--- Start PROVIDED ENTRIES ---
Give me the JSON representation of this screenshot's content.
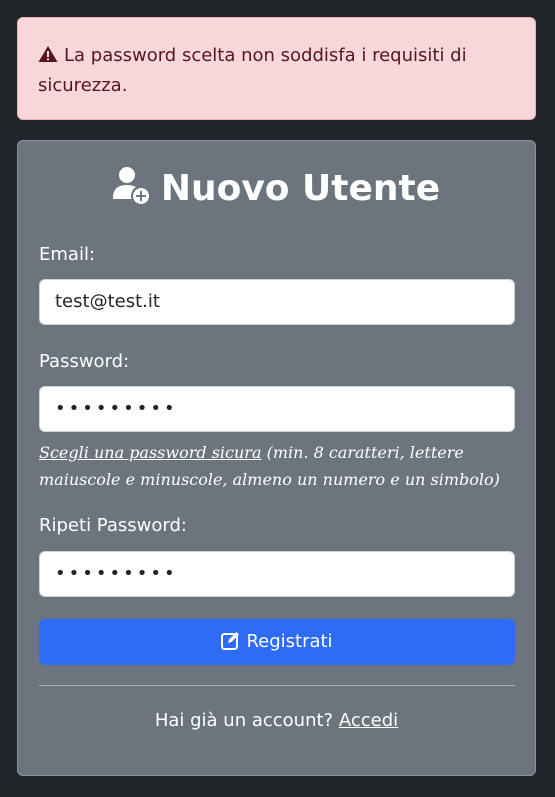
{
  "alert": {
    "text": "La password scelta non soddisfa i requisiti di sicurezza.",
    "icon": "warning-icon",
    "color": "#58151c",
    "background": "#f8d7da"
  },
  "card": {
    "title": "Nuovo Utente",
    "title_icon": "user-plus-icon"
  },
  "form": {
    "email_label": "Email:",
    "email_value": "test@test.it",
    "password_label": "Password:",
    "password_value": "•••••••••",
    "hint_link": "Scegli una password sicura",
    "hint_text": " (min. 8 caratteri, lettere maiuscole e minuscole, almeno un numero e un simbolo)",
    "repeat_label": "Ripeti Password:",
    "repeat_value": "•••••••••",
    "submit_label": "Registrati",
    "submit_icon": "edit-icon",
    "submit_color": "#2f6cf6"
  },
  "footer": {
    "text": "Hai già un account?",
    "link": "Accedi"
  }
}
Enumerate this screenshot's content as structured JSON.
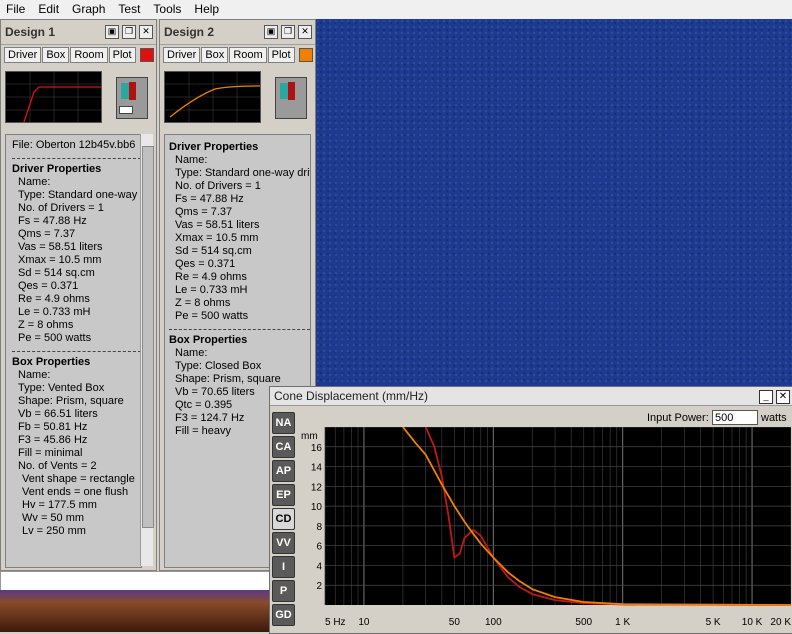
--- End PROVIDED ENTRIES ---
--- Start PROVIDED ENTRIES ---
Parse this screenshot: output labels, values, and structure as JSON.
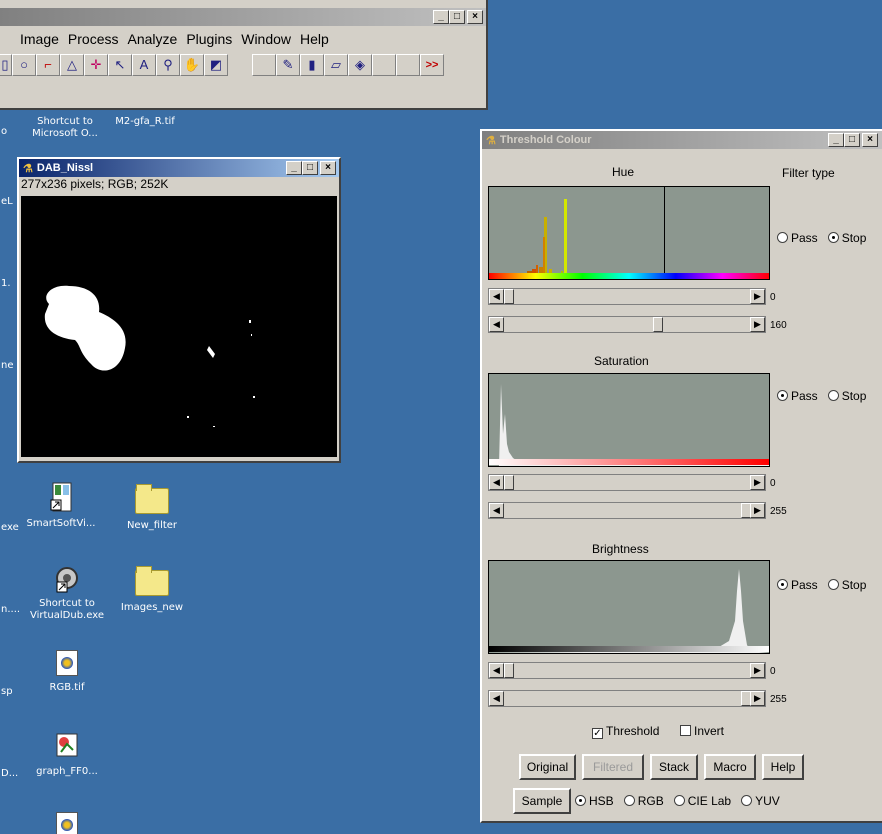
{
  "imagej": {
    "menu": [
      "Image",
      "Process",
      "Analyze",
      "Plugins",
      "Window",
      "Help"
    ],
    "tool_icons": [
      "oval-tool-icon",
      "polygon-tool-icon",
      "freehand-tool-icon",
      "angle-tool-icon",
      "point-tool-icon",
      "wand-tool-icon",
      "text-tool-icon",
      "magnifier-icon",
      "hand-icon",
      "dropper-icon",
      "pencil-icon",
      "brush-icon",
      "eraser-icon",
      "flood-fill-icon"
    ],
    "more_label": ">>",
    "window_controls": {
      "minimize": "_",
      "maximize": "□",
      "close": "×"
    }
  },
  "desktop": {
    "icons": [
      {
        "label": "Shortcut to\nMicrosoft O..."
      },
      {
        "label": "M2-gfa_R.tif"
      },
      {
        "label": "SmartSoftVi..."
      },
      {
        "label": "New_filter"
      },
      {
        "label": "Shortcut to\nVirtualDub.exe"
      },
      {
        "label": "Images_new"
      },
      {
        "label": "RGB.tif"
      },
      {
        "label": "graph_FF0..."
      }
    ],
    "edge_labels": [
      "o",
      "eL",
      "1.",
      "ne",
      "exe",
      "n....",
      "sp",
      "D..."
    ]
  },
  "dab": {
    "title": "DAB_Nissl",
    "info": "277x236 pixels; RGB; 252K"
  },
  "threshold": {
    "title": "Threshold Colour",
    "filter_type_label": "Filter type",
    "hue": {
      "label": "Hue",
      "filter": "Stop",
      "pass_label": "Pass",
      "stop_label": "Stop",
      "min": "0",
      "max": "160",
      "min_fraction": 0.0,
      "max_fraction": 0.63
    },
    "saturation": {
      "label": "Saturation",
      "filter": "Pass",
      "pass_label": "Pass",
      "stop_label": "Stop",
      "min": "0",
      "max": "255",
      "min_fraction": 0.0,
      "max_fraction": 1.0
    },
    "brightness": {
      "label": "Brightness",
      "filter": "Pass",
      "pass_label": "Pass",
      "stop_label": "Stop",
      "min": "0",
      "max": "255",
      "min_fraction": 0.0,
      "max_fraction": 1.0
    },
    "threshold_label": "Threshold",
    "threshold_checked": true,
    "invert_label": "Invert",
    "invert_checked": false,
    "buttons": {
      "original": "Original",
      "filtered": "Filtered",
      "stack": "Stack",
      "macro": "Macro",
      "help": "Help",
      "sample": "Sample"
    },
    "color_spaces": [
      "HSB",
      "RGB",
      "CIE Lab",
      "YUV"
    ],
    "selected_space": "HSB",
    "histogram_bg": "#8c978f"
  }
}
--- End PROVIDED ENTRIES ---
_PROBLEM DETAILS:_ All lines above from the one containing "Give me the" through the one containing "Enumerate this screenshot's" are to be quoted exactly, and only those; pictures are left out.

_FULL OUTPUT:_
Give me the JSON representation of this screenshot's content.
{
  "alert": {
    "text": "La password scelta non soddisfa i requisiti di sicurezza.",
    "icon": "warning-icon",
    "color": "#58151c",
    "background": "#f8d7da"
  },
  "card": {
    "title": "Nuovo Utente",
    "title_icon": "user-plus-icon"
  },
  "form": {
    "email_label": "Email:",
    "email_value": "test@test.it",
    "password_label": "Password:",
    "password_value": "•••••••••",
    "hint_link": "Scegli una password sicura",
    "hint_text": " (min. 8 caratteri, lettere maiuscole e minuscole, almeno un numero e un simbolo)",
    "repeat_label": "Ripeti Password:",
    "repeat_value": "•••••••••",
    "submit_label": "Registrati",
    "submit_icon": "edit-icon",
    "submit_color": "#2f6cf6"
  },
  "footer": {
    "text": "Hai già un account?",
    "link": "Accedi"
  }
}
Enumerate this screenshot's content as structured JSON.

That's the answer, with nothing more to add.